> WHAT YOU NEED TO DO
Extract all lines from the data beneath that include the word "JSON".

:::

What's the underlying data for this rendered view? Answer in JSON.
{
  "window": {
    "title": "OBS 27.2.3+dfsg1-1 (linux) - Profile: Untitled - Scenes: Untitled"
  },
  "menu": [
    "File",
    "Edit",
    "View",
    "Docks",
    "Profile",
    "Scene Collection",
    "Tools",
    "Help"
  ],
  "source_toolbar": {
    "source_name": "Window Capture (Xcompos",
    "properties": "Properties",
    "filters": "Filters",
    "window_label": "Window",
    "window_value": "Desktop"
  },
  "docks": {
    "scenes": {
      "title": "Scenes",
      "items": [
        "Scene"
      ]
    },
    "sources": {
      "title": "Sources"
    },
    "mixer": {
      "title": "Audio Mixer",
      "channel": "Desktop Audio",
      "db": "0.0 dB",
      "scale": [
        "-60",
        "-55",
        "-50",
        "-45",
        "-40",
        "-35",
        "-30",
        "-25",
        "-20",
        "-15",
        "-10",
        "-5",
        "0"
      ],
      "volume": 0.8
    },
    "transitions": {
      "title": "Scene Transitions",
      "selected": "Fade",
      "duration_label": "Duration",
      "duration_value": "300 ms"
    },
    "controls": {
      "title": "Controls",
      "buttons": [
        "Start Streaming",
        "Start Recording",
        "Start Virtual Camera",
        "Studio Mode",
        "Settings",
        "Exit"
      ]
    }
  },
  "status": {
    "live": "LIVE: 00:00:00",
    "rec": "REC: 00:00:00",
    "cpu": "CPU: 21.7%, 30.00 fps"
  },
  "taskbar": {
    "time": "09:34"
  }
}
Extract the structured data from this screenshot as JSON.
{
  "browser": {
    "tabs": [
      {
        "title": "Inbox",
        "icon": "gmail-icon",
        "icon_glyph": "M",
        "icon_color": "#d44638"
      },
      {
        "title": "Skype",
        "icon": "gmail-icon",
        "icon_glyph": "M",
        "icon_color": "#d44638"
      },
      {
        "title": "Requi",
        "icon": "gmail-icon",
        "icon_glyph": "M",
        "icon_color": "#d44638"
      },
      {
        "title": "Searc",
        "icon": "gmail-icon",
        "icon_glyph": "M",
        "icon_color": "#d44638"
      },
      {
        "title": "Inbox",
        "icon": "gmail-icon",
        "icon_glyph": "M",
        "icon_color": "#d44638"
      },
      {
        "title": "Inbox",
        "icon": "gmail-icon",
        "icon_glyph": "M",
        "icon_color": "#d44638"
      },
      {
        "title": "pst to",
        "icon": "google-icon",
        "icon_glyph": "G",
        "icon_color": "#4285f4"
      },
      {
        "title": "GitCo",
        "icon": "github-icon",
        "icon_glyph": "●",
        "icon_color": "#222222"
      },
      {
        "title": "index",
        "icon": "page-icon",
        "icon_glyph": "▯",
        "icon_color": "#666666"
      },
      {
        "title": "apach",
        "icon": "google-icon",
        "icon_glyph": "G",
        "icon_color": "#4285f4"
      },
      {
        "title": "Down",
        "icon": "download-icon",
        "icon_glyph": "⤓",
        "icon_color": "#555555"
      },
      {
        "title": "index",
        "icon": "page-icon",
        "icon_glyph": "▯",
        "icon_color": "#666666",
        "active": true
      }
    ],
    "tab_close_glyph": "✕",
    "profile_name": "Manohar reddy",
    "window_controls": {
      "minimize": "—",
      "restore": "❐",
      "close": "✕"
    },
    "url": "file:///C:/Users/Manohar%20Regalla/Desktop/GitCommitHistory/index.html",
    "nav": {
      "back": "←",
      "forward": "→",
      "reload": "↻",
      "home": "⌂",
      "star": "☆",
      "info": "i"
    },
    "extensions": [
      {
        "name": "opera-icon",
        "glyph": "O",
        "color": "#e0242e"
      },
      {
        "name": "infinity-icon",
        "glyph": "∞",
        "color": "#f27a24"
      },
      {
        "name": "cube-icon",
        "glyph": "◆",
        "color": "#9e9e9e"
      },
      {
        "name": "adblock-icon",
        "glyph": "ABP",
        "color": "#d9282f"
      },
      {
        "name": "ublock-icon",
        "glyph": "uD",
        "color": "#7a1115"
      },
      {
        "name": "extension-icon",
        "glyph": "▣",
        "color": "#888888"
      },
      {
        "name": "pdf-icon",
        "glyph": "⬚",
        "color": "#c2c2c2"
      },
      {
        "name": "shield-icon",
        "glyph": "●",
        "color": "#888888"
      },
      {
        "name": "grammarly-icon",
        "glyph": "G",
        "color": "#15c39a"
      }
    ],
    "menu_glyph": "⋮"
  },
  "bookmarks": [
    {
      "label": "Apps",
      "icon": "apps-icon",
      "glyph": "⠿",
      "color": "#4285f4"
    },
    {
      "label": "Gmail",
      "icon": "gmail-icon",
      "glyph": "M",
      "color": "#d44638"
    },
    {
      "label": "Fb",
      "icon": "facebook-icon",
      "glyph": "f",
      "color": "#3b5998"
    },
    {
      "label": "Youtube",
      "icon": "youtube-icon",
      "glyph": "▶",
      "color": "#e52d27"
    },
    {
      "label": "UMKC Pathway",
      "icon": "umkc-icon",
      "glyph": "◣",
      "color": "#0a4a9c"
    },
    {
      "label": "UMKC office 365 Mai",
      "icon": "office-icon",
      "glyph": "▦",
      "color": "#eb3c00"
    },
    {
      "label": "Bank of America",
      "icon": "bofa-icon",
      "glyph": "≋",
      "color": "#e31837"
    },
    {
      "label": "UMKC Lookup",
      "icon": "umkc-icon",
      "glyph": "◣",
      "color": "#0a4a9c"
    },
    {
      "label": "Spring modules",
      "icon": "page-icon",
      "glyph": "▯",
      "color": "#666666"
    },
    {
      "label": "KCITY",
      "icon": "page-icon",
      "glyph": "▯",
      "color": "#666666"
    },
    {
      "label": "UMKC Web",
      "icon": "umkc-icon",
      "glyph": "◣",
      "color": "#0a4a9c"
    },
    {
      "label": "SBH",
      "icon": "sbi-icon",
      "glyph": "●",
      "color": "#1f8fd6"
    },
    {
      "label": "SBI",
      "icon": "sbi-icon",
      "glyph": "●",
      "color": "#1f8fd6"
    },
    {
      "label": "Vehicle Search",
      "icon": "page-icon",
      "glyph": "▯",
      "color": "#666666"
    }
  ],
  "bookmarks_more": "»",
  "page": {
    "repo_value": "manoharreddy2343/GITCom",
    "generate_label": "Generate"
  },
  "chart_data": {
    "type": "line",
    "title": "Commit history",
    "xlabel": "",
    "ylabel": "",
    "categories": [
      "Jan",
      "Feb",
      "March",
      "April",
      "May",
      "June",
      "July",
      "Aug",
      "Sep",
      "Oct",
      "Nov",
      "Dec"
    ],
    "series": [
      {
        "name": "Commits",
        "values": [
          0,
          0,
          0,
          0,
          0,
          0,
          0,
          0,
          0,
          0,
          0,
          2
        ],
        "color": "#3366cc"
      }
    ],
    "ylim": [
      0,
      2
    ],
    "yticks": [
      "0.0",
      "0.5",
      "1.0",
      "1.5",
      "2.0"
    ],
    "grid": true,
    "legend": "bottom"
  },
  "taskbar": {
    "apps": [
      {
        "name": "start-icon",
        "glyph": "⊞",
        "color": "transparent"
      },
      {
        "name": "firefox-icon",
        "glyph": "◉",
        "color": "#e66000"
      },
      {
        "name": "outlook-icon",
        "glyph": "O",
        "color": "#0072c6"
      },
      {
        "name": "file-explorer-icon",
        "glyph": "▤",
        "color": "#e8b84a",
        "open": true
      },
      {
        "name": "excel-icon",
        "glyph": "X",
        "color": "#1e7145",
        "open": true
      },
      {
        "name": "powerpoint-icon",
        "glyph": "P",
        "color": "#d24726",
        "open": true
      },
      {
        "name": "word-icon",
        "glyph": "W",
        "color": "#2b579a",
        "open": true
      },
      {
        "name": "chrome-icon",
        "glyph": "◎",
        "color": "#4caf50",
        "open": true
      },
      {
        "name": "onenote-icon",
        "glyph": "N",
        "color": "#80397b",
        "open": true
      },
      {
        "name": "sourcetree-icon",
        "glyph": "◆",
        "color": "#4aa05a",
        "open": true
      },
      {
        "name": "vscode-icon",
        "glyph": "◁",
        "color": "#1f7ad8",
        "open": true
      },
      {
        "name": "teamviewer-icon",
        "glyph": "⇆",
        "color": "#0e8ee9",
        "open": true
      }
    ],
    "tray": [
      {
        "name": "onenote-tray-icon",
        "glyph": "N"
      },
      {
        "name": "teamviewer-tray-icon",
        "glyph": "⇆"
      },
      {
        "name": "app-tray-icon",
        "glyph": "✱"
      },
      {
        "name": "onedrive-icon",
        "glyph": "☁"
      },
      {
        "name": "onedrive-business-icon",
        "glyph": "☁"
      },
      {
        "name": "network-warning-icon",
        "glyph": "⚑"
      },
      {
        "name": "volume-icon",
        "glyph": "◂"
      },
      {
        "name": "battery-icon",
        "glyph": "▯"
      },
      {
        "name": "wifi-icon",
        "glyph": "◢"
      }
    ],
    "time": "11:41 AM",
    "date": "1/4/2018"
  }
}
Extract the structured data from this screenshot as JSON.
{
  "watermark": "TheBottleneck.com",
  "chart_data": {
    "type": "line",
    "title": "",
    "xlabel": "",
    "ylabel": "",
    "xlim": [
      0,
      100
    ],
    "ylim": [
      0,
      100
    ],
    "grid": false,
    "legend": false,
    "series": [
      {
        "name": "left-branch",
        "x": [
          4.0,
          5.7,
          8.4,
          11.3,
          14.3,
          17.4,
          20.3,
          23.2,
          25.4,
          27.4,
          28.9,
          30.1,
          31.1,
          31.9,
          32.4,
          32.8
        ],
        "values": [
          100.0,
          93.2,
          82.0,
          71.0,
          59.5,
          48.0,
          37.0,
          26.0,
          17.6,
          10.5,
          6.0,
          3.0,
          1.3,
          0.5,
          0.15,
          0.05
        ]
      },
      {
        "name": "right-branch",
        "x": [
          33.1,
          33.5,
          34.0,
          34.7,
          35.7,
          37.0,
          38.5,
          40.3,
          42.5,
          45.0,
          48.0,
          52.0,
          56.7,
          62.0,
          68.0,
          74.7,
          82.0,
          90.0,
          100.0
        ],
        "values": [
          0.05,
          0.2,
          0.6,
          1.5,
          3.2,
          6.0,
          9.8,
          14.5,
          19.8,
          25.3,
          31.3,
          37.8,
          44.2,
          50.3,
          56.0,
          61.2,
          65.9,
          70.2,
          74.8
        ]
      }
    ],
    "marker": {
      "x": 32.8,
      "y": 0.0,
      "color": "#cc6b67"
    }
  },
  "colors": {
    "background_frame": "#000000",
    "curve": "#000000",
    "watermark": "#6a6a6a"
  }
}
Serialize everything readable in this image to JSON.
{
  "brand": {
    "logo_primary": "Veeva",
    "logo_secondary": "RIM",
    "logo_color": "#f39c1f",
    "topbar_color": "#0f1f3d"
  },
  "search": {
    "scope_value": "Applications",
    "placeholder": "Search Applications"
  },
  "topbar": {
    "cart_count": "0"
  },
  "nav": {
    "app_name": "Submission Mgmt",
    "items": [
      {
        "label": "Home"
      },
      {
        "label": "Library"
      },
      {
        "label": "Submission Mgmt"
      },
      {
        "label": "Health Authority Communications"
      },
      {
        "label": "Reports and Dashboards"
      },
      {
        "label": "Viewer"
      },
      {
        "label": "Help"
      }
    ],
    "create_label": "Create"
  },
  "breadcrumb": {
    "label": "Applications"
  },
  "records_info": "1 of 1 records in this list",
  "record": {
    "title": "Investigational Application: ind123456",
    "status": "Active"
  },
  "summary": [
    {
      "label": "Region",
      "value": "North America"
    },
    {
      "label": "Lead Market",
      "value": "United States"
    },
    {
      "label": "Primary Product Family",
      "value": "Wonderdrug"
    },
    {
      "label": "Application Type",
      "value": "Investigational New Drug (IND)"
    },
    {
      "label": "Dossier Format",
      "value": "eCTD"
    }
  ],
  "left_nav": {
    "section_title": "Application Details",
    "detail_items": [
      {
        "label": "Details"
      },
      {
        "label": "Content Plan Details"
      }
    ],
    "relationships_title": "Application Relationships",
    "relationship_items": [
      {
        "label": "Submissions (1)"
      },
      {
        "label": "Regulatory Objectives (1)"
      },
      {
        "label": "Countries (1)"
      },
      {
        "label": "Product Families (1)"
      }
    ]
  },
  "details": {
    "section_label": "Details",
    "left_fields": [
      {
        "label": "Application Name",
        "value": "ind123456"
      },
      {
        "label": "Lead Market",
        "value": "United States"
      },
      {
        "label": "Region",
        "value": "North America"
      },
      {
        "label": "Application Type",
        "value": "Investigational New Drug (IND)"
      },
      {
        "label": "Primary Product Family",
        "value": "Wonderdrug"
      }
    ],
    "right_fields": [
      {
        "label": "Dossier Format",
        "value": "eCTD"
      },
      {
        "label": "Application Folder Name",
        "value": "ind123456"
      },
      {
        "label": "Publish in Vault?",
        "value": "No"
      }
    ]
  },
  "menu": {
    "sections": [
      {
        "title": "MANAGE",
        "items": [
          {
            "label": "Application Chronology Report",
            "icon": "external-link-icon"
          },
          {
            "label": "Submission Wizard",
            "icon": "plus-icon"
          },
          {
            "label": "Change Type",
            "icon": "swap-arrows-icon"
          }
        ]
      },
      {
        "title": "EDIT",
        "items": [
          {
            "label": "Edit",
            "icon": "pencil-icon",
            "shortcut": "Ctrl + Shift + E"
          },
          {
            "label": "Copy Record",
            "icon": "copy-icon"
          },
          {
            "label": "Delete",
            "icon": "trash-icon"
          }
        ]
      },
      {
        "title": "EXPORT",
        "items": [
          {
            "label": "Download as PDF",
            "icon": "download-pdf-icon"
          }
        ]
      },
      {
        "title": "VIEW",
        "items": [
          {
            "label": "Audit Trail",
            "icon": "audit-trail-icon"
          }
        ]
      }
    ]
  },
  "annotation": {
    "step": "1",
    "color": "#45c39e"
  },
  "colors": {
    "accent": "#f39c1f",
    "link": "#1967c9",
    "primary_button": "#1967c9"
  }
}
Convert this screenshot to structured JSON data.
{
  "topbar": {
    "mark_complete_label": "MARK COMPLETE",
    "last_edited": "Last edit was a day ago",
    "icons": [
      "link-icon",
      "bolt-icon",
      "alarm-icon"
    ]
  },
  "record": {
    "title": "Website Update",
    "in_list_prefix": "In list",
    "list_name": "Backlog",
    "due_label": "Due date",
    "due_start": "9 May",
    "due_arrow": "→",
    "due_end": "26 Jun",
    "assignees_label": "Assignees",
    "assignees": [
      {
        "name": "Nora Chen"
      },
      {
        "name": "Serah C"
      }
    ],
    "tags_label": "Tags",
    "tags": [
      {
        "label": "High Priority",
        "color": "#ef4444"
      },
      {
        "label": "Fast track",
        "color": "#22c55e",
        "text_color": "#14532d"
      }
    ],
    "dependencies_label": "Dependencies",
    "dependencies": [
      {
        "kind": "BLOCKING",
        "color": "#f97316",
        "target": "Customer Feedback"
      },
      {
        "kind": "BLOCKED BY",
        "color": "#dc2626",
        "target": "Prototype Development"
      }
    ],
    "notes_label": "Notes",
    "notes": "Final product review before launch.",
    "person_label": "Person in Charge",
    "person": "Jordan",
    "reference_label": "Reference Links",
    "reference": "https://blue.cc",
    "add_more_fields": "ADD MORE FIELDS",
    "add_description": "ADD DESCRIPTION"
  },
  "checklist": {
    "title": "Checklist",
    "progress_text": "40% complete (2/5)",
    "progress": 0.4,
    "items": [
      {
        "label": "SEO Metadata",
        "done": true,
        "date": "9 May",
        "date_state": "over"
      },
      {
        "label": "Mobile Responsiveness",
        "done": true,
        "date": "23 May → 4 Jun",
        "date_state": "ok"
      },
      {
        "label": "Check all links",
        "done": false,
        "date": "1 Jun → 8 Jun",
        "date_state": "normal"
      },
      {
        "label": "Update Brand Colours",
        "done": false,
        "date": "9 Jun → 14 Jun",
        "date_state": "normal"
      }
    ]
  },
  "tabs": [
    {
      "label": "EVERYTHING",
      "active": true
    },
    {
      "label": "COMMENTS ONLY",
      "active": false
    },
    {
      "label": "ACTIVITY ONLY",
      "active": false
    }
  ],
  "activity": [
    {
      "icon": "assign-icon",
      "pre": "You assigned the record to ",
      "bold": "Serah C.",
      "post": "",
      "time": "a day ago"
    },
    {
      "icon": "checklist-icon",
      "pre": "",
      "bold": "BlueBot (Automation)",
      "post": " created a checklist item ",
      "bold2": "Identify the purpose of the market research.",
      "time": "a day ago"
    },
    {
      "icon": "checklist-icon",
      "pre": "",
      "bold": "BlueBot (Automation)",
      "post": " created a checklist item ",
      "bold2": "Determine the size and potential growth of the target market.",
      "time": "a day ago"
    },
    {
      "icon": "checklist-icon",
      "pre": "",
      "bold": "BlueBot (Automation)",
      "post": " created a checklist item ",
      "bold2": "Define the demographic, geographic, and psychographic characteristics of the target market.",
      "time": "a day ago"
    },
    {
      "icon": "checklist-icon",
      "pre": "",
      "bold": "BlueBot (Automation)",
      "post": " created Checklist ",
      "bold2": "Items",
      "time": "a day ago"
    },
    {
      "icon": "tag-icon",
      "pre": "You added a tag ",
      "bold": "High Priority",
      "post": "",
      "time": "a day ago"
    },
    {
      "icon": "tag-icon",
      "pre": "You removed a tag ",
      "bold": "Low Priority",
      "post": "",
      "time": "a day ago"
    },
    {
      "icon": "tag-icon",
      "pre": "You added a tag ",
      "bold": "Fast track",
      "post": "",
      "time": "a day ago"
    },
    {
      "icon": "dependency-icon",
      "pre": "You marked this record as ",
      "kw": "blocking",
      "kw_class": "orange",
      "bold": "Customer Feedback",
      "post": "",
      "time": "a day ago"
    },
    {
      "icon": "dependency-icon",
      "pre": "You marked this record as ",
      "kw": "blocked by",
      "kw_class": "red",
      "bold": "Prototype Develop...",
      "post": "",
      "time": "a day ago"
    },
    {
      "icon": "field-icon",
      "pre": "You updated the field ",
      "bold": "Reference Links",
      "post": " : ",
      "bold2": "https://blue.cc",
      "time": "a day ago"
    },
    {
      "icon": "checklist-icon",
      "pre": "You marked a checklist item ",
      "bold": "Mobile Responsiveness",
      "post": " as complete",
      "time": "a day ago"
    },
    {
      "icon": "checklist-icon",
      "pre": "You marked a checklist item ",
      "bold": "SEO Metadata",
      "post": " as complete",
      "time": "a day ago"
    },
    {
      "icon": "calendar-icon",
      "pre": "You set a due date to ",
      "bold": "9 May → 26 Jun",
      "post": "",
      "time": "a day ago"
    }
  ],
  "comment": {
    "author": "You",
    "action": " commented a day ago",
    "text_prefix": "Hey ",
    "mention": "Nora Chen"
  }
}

:::

> REPLY TO THE EXERCISE
What's the underlying data for this rendered view? Answer in JSON.
Extract the structured data from this screenshot as JSON.
Extract the structured data from this screenshot as JSON.
Serialize everything readable in this image to JSON.
Convert this screenshot to structured JSON data.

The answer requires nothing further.